=== EXERCISE DETAILS ===
Format each line of the material below as an item in a numbered list, leaving out any blank lines.

=== EXTRACTED DATA ===
* * * * *

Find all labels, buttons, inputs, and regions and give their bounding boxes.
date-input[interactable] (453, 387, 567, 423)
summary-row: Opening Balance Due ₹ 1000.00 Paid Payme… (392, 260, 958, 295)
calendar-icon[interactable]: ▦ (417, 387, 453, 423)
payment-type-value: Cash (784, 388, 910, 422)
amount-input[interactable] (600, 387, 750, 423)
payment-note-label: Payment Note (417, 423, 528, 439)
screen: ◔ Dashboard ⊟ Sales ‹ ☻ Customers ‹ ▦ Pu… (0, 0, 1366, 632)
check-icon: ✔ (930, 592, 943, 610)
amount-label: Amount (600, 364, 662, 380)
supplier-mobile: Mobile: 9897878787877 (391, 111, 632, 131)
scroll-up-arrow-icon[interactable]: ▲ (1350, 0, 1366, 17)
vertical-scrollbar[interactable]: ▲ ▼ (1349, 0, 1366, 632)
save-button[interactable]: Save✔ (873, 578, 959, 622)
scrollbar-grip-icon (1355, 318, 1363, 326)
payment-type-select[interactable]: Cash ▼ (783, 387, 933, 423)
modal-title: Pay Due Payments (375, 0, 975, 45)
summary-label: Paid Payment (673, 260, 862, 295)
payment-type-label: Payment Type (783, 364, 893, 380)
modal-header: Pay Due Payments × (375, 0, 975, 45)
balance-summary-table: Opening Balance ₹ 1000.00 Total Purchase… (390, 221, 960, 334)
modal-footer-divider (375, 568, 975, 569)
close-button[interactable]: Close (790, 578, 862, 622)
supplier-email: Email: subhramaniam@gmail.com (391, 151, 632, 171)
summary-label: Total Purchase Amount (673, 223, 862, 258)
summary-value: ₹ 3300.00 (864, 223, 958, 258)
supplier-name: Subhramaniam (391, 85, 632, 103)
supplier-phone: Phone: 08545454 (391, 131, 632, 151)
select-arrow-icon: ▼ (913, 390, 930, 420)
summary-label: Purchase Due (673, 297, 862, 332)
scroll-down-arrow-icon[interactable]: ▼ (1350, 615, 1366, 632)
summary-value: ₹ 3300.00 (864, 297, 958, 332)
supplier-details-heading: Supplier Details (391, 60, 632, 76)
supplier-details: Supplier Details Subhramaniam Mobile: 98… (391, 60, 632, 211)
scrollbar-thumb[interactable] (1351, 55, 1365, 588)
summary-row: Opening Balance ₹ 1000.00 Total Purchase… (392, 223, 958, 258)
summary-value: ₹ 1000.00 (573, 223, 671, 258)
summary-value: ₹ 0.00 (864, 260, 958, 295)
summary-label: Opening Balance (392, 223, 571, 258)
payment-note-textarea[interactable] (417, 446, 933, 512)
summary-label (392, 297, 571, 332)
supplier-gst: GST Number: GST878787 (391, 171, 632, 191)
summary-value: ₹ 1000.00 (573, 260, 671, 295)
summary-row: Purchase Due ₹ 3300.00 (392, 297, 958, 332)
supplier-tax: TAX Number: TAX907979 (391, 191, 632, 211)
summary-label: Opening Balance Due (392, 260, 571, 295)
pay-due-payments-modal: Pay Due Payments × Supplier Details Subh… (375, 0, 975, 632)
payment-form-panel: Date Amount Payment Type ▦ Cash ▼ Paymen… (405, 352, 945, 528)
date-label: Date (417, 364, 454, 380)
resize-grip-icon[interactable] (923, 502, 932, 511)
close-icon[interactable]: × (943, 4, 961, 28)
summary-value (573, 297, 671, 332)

* * * * *

=== THE COMPLETED TASK ===
1. Find all labels, buttons, inputs, and regions and give their bounding boxes.
2. date-input[interactable] (453, 387, 567, 423)
3. summary-row: Opening Balance Due ₹ 1000.00 Paid Payme… (392, 260, 958, 295)
4. calendar-icon[interactable]: ▦ (417, 387, 453, 423)
5. payment-type-value: Cash (784, 388, 910, 422)
6. amount-input[interactable] (600, 387, 750, 423)
7. payment-note-label: Payment Note (417, 423, 528, 439)
8. screen: ◔ Dashboard ⊟ Sales ‹ ☻ Customers ‹ ▦ Pu… (0, 0, 1366, 632)
9. check-icon: ✔ (930, 592, 943, 610)
10. amount-label: Amount (600, 364, 662, 380)
11. supplier-mobile: Mobile: 9897878787877 (391, 111, 632, 131)
12. scroll-up-arrow-icon[interactable]: ▲ (1350, 0, 1366, 17)
13. vertical-scrollbar[interactable]: ▲ ▼ (1349, 0, 1366, 632)
14. save-button[interactable]: Save✔ (873, 578, 959, 622)
15. scrollbar-grip-icon (1355, 318, 1363, 326)
16. payment-type-select[interactable]: Cash ▼ (783, 387, 933, 423)
17. modal-title: Pay Due Payments (375, 0, 975, 45)
18. summary-label: Paid Payment (673, 260, 862, 295)
19. payment-type-label: Payment Type (783, 364, 893, 380)
20. modal-header: Pay Due Payments × (375, 0, 975, 45)
21. balance-summary-table: Opening Balance ₹ 1000.00 Total Purchase… (390, 221, 960, 334)
22. modal-footer-divider (375, 568, 975, 569)
23. close-button[interactable]: Close (790, 578, 862, 622)
24. supplier-email: Email: subhramaniam@gmail.com (391, 151, 632, 171)
25. summary-label: Total Purchase Amount (673, 223, 862, 258)
26. summary-value: ₹ 3300.00 (864, 223, 958, 258)
27. supplier-name: Subhramaniam (391, 85, 632, 103)
28. supplier-phone: Phone: 08545454 (391, 131, 632, 151)
29. select-arrow-icon: ▼ (913, 390, 930, 420)
30. summary-label: Purchase Due (673, 297, 862, 332)
31. scroll-down-arrow-icon[interactable]: ▼ (1350, 615, 1366, 632)
32. summary-value: ₹ 3300.00 (864, 297, 958, 332)
33. supplier-details-heading: Supplier Details (391, 60, 632, 76)
34. supplier-details: Supplier Details Subhramaniam Mobile: 98… (391, 60, 632, 211)
35. scrollbar-thumb[interactable] (1351, 55, 1365, 588)
36. summary-row: Opening Balance ₹ 1000.00 Total Purchase… (392, 223, 958, 258)
37. summary-value: ₹ 1000.00 (573, 223, 671, 258)
38. summary-value: ₹ 0.00 (864, 260, 958, 295)
39. summary-label: Opening Balance (392, 223, 571, 258)
40. payment-note-textarea[interactable] (417, 446, 933, 512)
41. summary-label (392, 297, 571, 332)
42. supplier-gst: GST Number: GST878787 (391, 171, 632, 191)
43. summary-value: ₹ 1000.00 (573, 260, 671, 295)
44. summary-row: Purchase Due ₹ 3300.00 (392, 297, 958, 332)
45. supplier-tax: TAX Number: TAX907979 (391, 191, 632, 211)
46. summary-label: Opening Balance Due (392, 260, 571, 295)
47. pay-due-payments-modal: Pay Due Payments × Supplier Details Subh… (375, 0, 975, 632)
48. payment-form-panel: Date Amount Payment Type ▦ Cash ▼ Paymen… (405, 352, 945, 528)
49. date-label: Date (417, 364, 454, 380)
50. resize-grip-icon[interactable] (923, 502, 932, 511)
51. close-icon[interactable]: × (943, 4, 961, 28)
52. summary-value (573, 297, 671, 332)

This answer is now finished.